• [Direction] Copy out every line exactly as given.

-- START Input data --

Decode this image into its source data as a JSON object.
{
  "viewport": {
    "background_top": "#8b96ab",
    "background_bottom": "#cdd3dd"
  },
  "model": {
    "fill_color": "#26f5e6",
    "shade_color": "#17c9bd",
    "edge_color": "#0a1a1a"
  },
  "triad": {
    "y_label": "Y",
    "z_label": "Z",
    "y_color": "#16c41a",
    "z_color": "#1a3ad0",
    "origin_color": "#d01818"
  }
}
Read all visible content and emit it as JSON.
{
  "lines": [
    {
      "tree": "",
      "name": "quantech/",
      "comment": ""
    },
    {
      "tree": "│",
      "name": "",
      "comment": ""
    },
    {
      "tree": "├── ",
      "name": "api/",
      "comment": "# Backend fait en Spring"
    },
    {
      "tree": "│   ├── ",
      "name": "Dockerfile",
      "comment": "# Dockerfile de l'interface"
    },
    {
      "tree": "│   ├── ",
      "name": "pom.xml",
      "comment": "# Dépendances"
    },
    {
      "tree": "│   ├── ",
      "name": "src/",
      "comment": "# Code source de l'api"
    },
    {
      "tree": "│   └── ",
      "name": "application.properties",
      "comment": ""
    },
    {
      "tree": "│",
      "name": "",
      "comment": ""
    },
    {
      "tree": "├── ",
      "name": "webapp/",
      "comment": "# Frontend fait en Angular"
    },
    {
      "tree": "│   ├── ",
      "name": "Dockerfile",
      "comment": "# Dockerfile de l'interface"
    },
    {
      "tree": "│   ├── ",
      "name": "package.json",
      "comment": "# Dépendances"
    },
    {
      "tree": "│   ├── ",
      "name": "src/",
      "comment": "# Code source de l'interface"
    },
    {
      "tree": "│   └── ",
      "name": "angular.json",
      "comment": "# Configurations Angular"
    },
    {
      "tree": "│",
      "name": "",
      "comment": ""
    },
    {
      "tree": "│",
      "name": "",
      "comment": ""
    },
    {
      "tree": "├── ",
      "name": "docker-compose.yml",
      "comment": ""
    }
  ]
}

-- END Input data --

• [Output below]
Decode this image into its source data as a JSON object.
{
  "viewport": {
    "background_top": "#8b96ab",
    "background_bottom": "#cdd3dd"
  },
  "model": {
    "fill_color": "#26f5e6",
    "shade_color": "#17c9bd",
    "edge_color": "#0a1a1a"
  },
  "triad": {
    "y_label": "Y",
    "z_label": "Z",
    "y_color": "#16c41a",
    "z_color": "#1a3ad0",
    "origin_color": "#d01818"
  }
}
Read all visible content and emit it as JSON.
{
  "lines": [
    {
      "tree": "",
      "name": "quantech/",
      "comment": ""
    },
    {
      "tree": "│",
      "name": "",
      "comment": ""
    },
    {
      "tree": "├── ",
      "name": "api/",
      "comment": "# Backend fait en Spring"
    },
    {
      "tree": "│   ├── ",
      "name": "Dockerfile",
      "comment": "# Dockerfile de l'interface"
    },
    {
      "tree": "│   ├── ",
      "name": "pom.xml",
      "comment": "# Dépendances"
    },
    {
      "tree": "│   ├── ",
      "name": "src/",
      "comment": "# Code source de l'api"
    },
    {
      "tree": "│   └── ",
      "name": "application.properties",
      "comment": ""
    },
    {
      "tree": "│",
      "name": "",
      "comment": ""
    },
    {
      "tree": "├── ",
      "name": "webapp/",
      "comment": "# Frontend fait en Angular"
    },
    {
      "tree": "│   ├── ",
      "name": "Dockerfile",
      "comment": "# Dockerfile de l'interface"
    },
    {
      "tree": "│   ├── ",
      "name": "package.json",
      "comment": "# Dépendances"
    },
    {
      "tree": "│   ├── ",
      "name": "src/",
      "comment": "# Code source de l'interface"
    },
    {
      "tree": "│   └── ",
      "name": "angular.json",
      "comment": "# Configurations Angular"
    },
    {
      "tree": "│",
      "name": "",
      "comment": ""
    },
    {
      "tree": "│",
      "name": "",
      "comment": ""
    },
    {
      "tree": "├── ",
      "name": "docker-compose.yml",
      "comment": ""
    }
  ]
}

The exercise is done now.